**Set task 1**
Reproduce only the lines of the listing from the line with "y-axis-label: 目标坐标位置y bbox=[38, 814, 67, 983]" up to and including the line with "x-tick-label: 500 bbox=[403, 537, 442, 566]", swapping "x-tick-label" for "horizontal-tick-label" and leaving everything else as it is.

**Passage given**
The current mini-rally, though, has been hard for even investment professionals to explain. It would be one thing if stocks’ decline had occurred because of an expected Russian invasion. But that clearly was not so. The selloff started before Russian-Ukraine relations cratered. Nor was the war a foregone conclusion. In a January 2022 poll, 56% of foreign-policy experts predicted that Russia would attack Ukraine during the next 12 months, with 44% either demurring or unsure. The assault could not have been fully incorporated into stocks’ prices.

The expert’s view

In a recent Financial Times column, Mohamed El-Erian, former CEO of Pimco, now president of Queens’ College, Cambridge, addresses this puzzle. El-Erian relates a scene from the film “Shakespeare in Love,” wherein a theater owner declares that although his business constantly courts disaster, “strangely enough it all turns out well.” When asked why, he responds, “I don’t know, it’s a mystery.”

**Set task 2**
Transcribe the passage on the stock market mini-rally in full, word for word.

**Provided data**
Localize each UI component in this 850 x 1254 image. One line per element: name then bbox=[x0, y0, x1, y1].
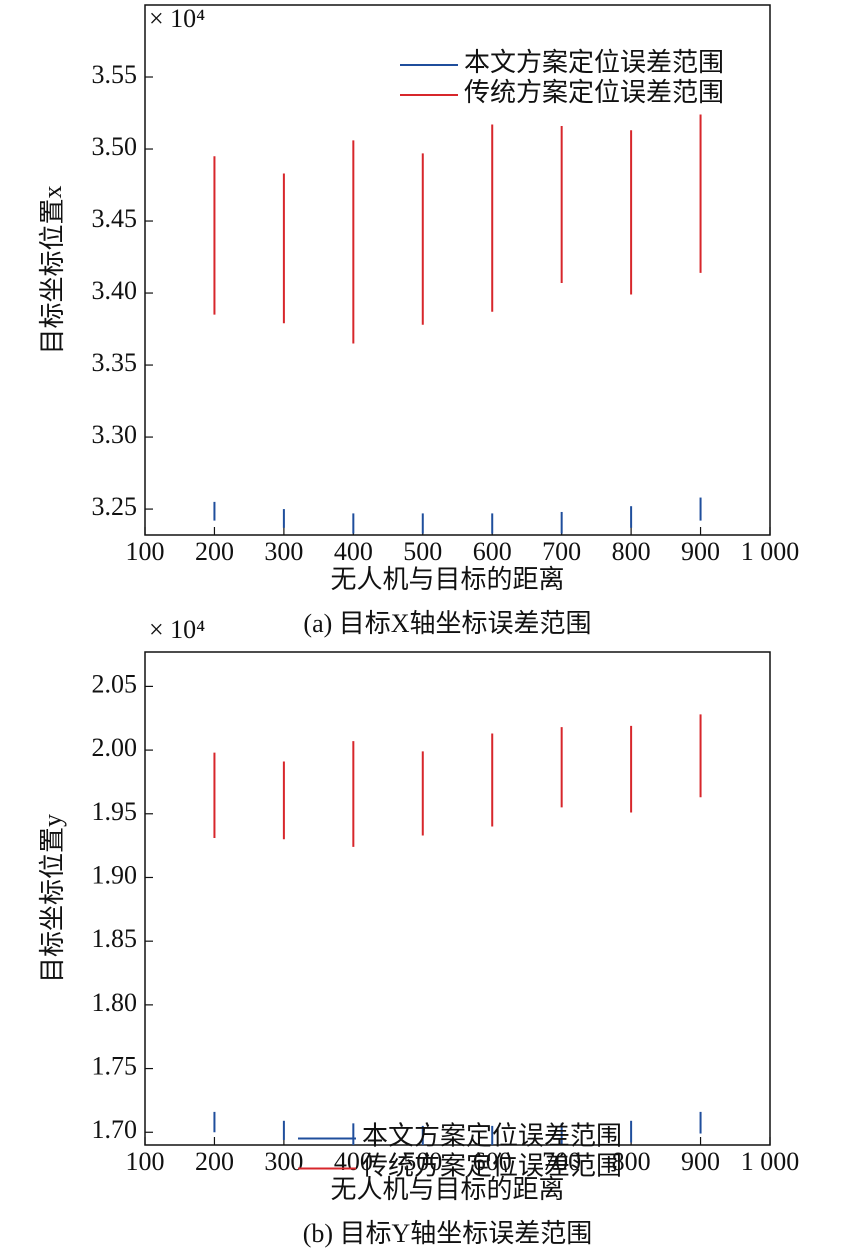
y-axis-label: 目标坐标位置y bbox=[38, 814, 67, 983]
y-tick-label: 1.95 bbox=[92, 797, 138, 826]
y-tick-label: 1.85 bbox=[92, 924, 138, 953]
x-tick-label: 700 bbox=[542, 1147, 581, 1176]
x-tick-label: 400 bbox=[334, 1147, 373, 1176]
legend-label: 本文方案定位误差范围 bbox=[362, 1121, 622, 1150]
x-axis-label: 无人机与目标的距离 bbox=[330, 1175, 564, 1204]
y-tick-label: 1.90 bbox=[92, 860, 138, 889]
x-tick-label: 200 bbox=[195, 537, 234, 566]
x-tick-label: 500 bbox=[403, 537, 442, 566]
plot-frame bbox=[144, 4, 771, 536]
y-tick-label: 3.30 bbox=[92, 420, 138, 449]
legend-label: 传统方案定位误差范围 bbox=[362, 1151, 622, 1180]
x-tick-label: 700 bbox=[542, 537, 581, 566]
x-tick-label: 1 000 bbox=[741, 537, 800, 566]
x-tick-label: 1 000 bbox=[741, 1147, 800, 1176]
x-tick-label: 300 bbox=[264, 1147, 303, 1176]
y-tick-label: 2.00 bbox=[92, 733, 138, 762]
x-tick-label: 800 bbox=[612, 1147, 651, 1176]
legend-label: 传统方案定位误差范围 bbox=[464, 78, 724, 107]
x-tick-label: 500 bbox=[403, 1147, 442, 1176]
scale-label: × 10⁴ bbox=[149, 4, 205, 33]
y-tick-label: 1.75 bbox=[92, 1052, 138, 1081]
y-tick-label: 3.25 bbox=[92, 492, 138, 521]
plot-frame bbox=[144, 651, 771, 1146]
x-tick-label: 100 bbox=[126, 537, 165, 566]
x-tick-label: 100 bbox=[126, 1147, 165, 1176]
y-tick-label: 2.05 bbox=[92, 669, 138, 698]
y-tick-label: 1.70 bbox=[92, 1115, 138, 1144]
y-tick-label: 3.35 bbox=[92, 348, 138, 377]
caption: (a) 目标X轴坐标误差范围 bbox=[303, 609, 591, 638]
legend-label: 本文方案定位误差范围 bbox=[464, 48, 724, 77]
x-tick-label: 600 bbox=[473, 1147, 512, 1176]
x-tick-label: 200 bbox=[195, 1147, 234, 1176]
caption: (b) 目标Y轴坐标误差范围 bbox=[303, 1219, 593, 1248]
scale-label: × 10⁴ bbox=[149, 615, 205, 644]
y-tick-label: 3.40 bbox=[92, 276, 138, 305]
y-tick-label: 3.55 bbox=[92, 60, 138, 89]
y-tick-label: 3.45 bbox=[92, 204, 138, 233]
y-tick-label: 3.50 bbox=[92, 132, 138, 161]
y-axis-label: 目标坐标位置x bbox=[38, 185, 67, 354]
x-tick-label: 600 bbox=[473, 537, 512, 566]
y-tick-label: 1.80 bbox=[92, 988, 138, 1017]
x-tick-label: 900 bbox=[681, 537, 720, 566]
x-tick-label: 400 bbox=[334, 537, 373, 566]
x-tick-label: 800 bbox=[612, 537, 651, 566]
x-tick-label: 300 bbox=[264, 537, 303, 566]
x-axis-label: 无人机与目标的距离 bbox=[330, 565, 564, 594]
x-tick-label: 900 bbox=[681, 1147, 720, 1176]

**Solution 1**
y-axis-label: 目标坐标位置y bbox=[38, 814, 67, 983]
y-tick-label: 1.95 bbox=[92, 797, 138, 826]
y-tick-label: 1.85 bbox=[92, 924, 138, 953]
horizontal-tick-label: 700 bbox=[542, 1147, 581, 1176]
horizontal-tick-label: 400 bbox=[334, 1147, 373, 1176]
legend-label: 本文方案定位误差范围 bbox=[362, 1121, 622, 1150]
x-axis-label: 无人机与目标的距离 bbox=[330, 1175, 564, 1204]
y-tick-label: 1.90 bbox=[92, 860, 138, 889]
horizontal-tick-label: 200 bbox=[195, 537, 234, 566]
horizontal-tick-label: 500 bbox=[403, 537, 442, 566]

**Solution 2**
The current mini-rally, though, has been hard for even investment professionals to explain. It would be one thing if stocks’ decline had occurred because of an expected Russian invasion. But that clearly was not so. The selloff started before Russian-Ukraine relations cratered. Nor was the war a foregone conclusion. In a January 2022 poll, 56% of foreign-policy experts predicted that Russia would attack Ukraine during the next 12 months, with 44% either demurring or unsure. The assault could not have been fully incorporated into stocks’ prices.

The expert’s view

In a recent Financial Times column, Mohamed El-Erian, former CEO of Pimco, now president of Queens’ College, Cambridge, addresses this puzzle. El-Erian relates a scene from the film “Shakespeare in Love,” wherein a theater owner declares that although his business constantly courts disaster, “strangely enough it all turns out well.” When asked why, he responds, “I don’t know, it’s a mystery.”